The task:
Return the stretch of the records from their first line through the line that contains "bar-M184V/I-2008-2015 bbox=[251, 608, 293, 1228]", with both ends included and every line unchanged.
[Data shown start]
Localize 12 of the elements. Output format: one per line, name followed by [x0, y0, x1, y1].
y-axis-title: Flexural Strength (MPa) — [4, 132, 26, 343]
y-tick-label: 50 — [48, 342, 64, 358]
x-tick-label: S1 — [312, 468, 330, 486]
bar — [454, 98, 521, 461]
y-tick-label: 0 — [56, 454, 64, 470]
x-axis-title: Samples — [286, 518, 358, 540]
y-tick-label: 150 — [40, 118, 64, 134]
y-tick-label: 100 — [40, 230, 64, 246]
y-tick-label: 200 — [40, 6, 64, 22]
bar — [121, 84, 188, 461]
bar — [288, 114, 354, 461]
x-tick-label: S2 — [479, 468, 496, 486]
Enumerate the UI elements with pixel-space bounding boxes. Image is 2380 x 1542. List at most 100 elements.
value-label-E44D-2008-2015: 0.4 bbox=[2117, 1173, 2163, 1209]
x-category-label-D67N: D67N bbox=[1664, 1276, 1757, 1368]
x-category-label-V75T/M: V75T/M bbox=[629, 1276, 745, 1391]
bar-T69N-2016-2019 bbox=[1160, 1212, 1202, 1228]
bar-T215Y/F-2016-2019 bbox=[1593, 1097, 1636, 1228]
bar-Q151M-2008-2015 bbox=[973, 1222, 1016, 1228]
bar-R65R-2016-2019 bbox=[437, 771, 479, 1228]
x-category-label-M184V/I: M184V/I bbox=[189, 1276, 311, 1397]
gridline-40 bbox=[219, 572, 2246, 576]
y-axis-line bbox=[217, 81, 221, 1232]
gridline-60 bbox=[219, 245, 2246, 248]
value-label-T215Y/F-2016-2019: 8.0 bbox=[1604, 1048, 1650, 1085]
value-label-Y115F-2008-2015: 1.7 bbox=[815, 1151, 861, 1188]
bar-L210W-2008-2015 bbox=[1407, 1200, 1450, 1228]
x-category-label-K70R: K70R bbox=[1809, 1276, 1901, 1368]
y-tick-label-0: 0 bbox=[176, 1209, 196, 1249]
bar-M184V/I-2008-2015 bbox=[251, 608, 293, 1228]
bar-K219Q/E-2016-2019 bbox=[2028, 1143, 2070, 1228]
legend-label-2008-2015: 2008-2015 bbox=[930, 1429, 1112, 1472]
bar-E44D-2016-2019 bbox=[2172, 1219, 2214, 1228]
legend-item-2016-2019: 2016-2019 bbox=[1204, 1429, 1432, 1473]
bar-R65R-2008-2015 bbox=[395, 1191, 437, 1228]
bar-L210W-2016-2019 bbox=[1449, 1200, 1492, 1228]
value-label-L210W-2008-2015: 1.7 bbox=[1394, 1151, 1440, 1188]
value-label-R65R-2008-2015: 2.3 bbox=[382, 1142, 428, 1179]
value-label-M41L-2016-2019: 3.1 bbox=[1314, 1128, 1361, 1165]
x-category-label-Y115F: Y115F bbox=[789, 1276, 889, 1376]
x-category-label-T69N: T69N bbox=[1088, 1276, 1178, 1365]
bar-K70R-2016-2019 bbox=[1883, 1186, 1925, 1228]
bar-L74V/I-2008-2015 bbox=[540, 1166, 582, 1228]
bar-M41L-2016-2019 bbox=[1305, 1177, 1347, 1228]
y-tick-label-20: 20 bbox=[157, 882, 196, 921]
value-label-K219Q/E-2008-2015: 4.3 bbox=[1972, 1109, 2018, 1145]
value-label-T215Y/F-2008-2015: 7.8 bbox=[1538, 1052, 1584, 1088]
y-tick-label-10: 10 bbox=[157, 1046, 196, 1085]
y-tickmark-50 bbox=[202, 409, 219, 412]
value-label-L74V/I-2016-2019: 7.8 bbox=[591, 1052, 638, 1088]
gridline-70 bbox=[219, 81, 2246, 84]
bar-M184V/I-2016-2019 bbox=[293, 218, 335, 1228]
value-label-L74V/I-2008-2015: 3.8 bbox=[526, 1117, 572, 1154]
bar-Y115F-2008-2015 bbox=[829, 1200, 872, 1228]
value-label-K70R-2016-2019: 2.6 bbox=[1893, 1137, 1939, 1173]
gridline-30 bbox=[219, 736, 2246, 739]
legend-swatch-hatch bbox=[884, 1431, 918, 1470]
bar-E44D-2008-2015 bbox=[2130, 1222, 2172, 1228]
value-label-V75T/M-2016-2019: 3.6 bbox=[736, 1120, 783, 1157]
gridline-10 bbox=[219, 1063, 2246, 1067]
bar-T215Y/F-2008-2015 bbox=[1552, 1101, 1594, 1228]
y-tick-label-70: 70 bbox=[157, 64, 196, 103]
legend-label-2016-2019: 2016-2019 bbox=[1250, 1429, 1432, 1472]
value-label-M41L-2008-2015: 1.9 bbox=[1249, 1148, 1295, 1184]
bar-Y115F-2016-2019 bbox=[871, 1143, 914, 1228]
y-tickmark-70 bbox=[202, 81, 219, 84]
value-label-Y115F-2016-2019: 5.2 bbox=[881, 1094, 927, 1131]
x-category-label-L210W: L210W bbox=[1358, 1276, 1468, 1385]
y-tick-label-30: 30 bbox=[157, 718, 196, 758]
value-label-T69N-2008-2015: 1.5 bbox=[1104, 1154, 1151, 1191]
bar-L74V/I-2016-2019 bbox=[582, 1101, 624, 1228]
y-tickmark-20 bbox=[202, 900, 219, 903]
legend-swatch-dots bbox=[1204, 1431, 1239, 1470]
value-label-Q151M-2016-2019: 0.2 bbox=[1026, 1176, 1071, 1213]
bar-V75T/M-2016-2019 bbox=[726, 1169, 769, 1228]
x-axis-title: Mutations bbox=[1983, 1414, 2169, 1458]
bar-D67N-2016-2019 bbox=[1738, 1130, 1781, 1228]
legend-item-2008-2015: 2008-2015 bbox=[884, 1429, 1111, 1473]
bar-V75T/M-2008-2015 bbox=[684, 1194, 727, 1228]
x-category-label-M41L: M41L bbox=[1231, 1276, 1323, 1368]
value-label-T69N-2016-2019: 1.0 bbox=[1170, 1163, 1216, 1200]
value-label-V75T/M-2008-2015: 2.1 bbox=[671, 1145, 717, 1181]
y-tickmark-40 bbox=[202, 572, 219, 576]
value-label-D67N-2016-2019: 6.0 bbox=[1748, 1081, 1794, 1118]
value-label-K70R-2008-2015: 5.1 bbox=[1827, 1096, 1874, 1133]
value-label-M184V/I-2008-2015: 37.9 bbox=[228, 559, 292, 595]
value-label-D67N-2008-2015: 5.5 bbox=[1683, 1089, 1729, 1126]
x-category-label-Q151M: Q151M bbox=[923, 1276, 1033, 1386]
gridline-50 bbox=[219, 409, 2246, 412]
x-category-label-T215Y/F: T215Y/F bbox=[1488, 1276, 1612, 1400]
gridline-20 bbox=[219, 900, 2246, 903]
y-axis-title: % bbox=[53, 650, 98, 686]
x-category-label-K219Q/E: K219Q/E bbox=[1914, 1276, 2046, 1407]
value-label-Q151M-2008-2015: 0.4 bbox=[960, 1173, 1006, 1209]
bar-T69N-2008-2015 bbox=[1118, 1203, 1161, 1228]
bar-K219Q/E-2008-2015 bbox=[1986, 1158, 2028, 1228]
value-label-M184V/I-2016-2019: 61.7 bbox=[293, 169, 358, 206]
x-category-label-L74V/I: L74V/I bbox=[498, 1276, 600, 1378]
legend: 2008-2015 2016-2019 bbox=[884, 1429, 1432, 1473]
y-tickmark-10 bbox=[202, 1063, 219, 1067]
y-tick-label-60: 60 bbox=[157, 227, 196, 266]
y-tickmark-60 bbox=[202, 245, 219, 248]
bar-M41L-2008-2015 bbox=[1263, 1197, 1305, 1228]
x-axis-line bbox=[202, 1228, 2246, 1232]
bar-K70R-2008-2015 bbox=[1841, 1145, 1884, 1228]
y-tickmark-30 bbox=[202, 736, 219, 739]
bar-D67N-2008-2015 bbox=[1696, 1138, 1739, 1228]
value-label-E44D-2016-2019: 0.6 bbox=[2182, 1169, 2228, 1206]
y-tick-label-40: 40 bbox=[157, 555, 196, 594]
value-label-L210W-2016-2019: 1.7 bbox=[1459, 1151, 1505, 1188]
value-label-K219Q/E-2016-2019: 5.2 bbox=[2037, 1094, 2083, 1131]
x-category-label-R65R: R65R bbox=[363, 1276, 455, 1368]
[Data shown end]
Result of this task:
Localize 12 of the elements. Output format: one per line, name followed by [x0, y0, x1, y1].
y-axis-title: Flexural Strength (MPa) — [4, 132, 26, 343]
y-tick-label: 50 — [48, 342, 64, 358]
x-tick-label: S1 — [312, 468, 330, 486]
bar — [454, 98, 521, 461]
y-tick-label: 0 — [56, 454, 64, 470]
x-axis-title: Samples — [286, 518, 358, 540]
y-tick-label: 150 — [40, 118, 64, 134]
y-tick-label: 100 — [40, 230, 64, 246]
y-tick-label: 200 — [40, 6, 64, 22]
bar — [121, 84, 188, 461]
bar — [288, 114, 354, 461]
x-tick-label: S2 — [479, 468, 496, 486]
Enumerate the UI elements with pixel-space bounding boxes. Image is 2380 x 1542. List at most 100 elements.
value-label-E44D-2008-2015: 0.4 bbox=[2117, 1173, 2163, 1209]
x-category-label-D67N: D67N bbox=[1664, 1276, 1757, 1368]
x-category-label-V75T/M: V75T/M bbox=[629, 1276, 745, 1391]
bar-T69N-2016-2019 bbox=[1160, 1212, 1202, 1228]
bar-T215Y/F-2016-2019 bbox=[1593, 1097, 1636, 1228]
bar-Q151M-2008-2015 bbox=[973, 1222, 1016, 1228]
bar-R65R-2016-2019 bbox=[437, 771, 479, 1228]
x-category-label-M184V/I: M184V/I bbox=[189, 1276, 311, 1397]
gridline-40 bbox=[219, 572, 2246, 576]
y-axis-line bbox=[217, 81, 221, 1232]
gridline-60 bbox=[219, 245, 2246, 248]
value-label-T215Y/F-2016-2019: 8.0 bbox=[1604, 1048, 1650, 1085]
value-label-Y115F-2008-2015: 1.7 bbox=[815, 1151, 861, 1188]
bar-L210W-2008-2015 bbox=[1407, 1200, 1450, 1228]
x-category-label-K70R: K70R bbox=[1809, 1276, 1901, 1368]
y-tick-label-0: 0 bbox=[176, 1209, 196, 1249]
bar-M184V/I-2008-2015 bbox=[251, 608, 293, 1228]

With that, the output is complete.